(Data items)
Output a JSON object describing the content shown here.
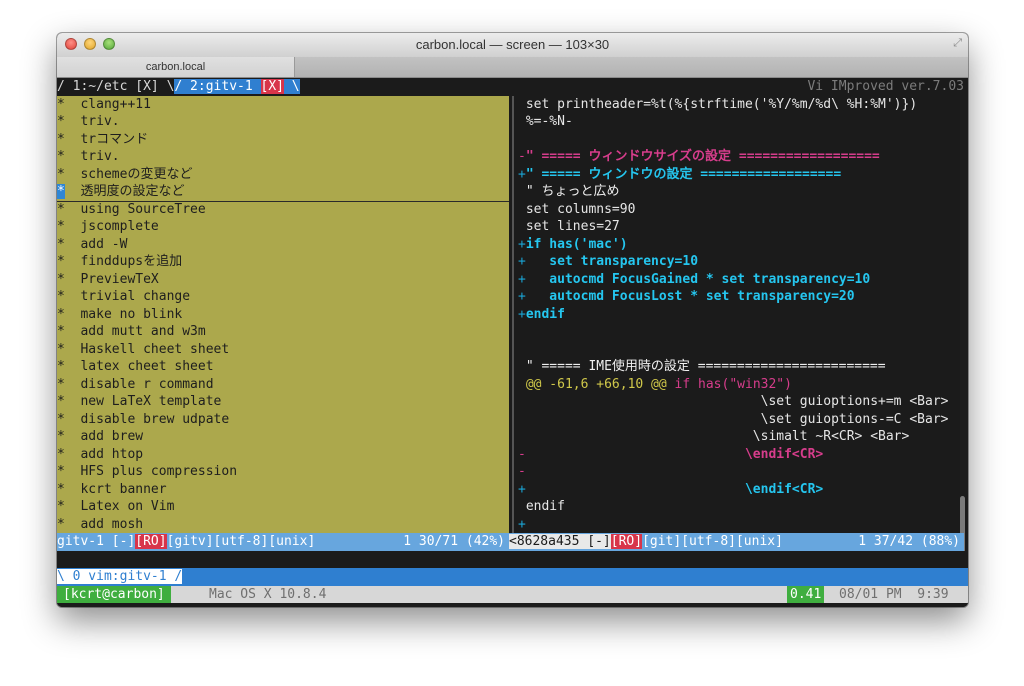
{
  "window": {
    "title": "carbon.local — screen — 103×30",
    "tab_label": "carbon.local"
  },
  "screen_tabline": {
    "win1": "/ 1:~/etc [X] \\",
    "win2": "/ 2:gitv-1 ",
    "win2_close": "[X]",
    "win2_end": " \\",
    "vim_version": "Vi IMproved ver.7.03"
  },
  "commits": [
    "clang++11",
    "triv.",
    "trコマンド",
    "triv.",
    "schemeの変更など",
    "透明度の設定など",
    "using SourceTree",
    "jscomplete",
    "add -W",
    "finddupsを追加",
    "PreviewTeX",
    "trivial change",
    "make no blink",
    "add mutt and w3m",
    "Haskell cheet sheet",
    "latex cheet sheet",
    "disable r command",
    "new LaTeX template",
    "disable brew udpate",
    "add brew",
    "add htop",
    "HFS plus compression",
    "kcrt banner",
    "Latex on Vim",
    "add mosh"
  ],
  "commit_bullet": "*",
  "diff_lines": [
    {
      "sign": " ",
      "text": "set printheader=%t(%{strftime('%Y/%m/%d\\ %H:%M')})",
      "style": "plain"
    },
    {
      "sign": "",
      "text": "%=-%N-",
      "style": "plain"
    },
    {
      "sign": "",
      "text": "",
      "style": "plain"
    },
    {
      "sign": "-",
      "text": "\" ===== ウィンドウサイズの設定 ==================",
      "style": "pink"
    },
    {
      "sign": "+",
      "text": "\" ===== ウィンドウの設定 ==================",
      "style": "cyan"
    },
    {
      "sign": " ",
      "text": "\" ちょっと広め",
      "style": "white"
    },
    {
      "sign": " ",
      "text": "set columns=90",
      "style": "plain"
    },
    {
      "sign": " ",
      "text": "set lines=27",
      "style": "plain"
    },
    {
      "sign": "+",
      "text": "if has('mac')",
      "style": "cyan"
    },
    {
      "sign": "+",
      "text": "   set transparency=10",
      "style": "cyan"
    },
    {
      "sign": "+",
      "text": "   autocmd FocusGained * set transparency=10",
      "style": "cyan"
    },
    {
      "sign": "+",
      "text": "   autocmd FocusLost * set transparency=20",
      "style": "cyan"
    },
    {
      "sign": "+",
      "text": "endif",
      "style": "cyan"
    },
    {
      "sign": "",
      "text": "",
      "style": "plain"
    },
    {
      "sign": "",
      "text": "",
      "style": "plain"
    },
    {
      "sign": " ",
      "text": "\" ===== IME使用時の設定 ========================",
      "style": "white"
    },
    {
      "sign": "",
      "text": "@@ -61,6 +66,10 @@ if has(\"win32\")",
      "style": "hunk"
    },
    {
      "sign": "",
      "text": "                              \\set guioptions+=m <Bar>",
      "style": "plain"
    },
    {
      "sign": "",
      "text": "                              \\set guioptions-=C <Bar>",
      "style": "plain"
    },
    {
      "sign": "",
      "text": "                             \\simalt ~R<CR> <Bar>",
      "style": "plain"
    },
    {
      "sign": "-",
      "text": "                            \\endif<CR>",
      "style": "pink"
    },
    {
      "sign": "-",
      "text": "",
      "style": "pink"
    },
    {
      "sign": "+",
      "text": "                            \\endif<CR>",
      "style": "cyan"
    },
    {
      "sign": " ",
      "text": "endif",
      "style": "plain"
    },
    {
      "sign": "+",
      "text": "",
      "style": "cyan"
    }
  ],
  "status_left": {
    "name": "gitv-1 [-]",
    "ro": "[RO]",
    "rest": "[gitv][utf-8][unix]",
    "pos": "1 30/71 (42%)"
  },
  "status_right": {
    "name": "<8628a435 [-]",
    "ro": "[RO]",
    "rest": "[git][utf-8][unix]",
    "pos": "1 37/42 (88%)"
  },
  "screen_bar": {
    "label": "\\ 0 vim:gitv-1 /"
  },
  "hardstatus": {
    "host": "[kcrt@carbon]",
    "os": "Mac OS X 10.8.4",
    "load": "0.41",
    "time": "08/01 PM  9:39"
  },
  "colors": {
    "pane_bg": "#aca84c",
    "accent_blue": "#2f7fd0",
    "diff_add": "#25c6ef",
    "diff_del": "#d73d8c",
    "readonly": "#d8354a",
    "host_green": "#3fae3f"
  }
}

__Your goal__. Pull out each line containing the word "autocmd" and copy it.

__Result of the task__.
      "text": "   autocmd FocusGained * set transparency=10",
      "text": "   autocmd FocusLost * set transparency=20",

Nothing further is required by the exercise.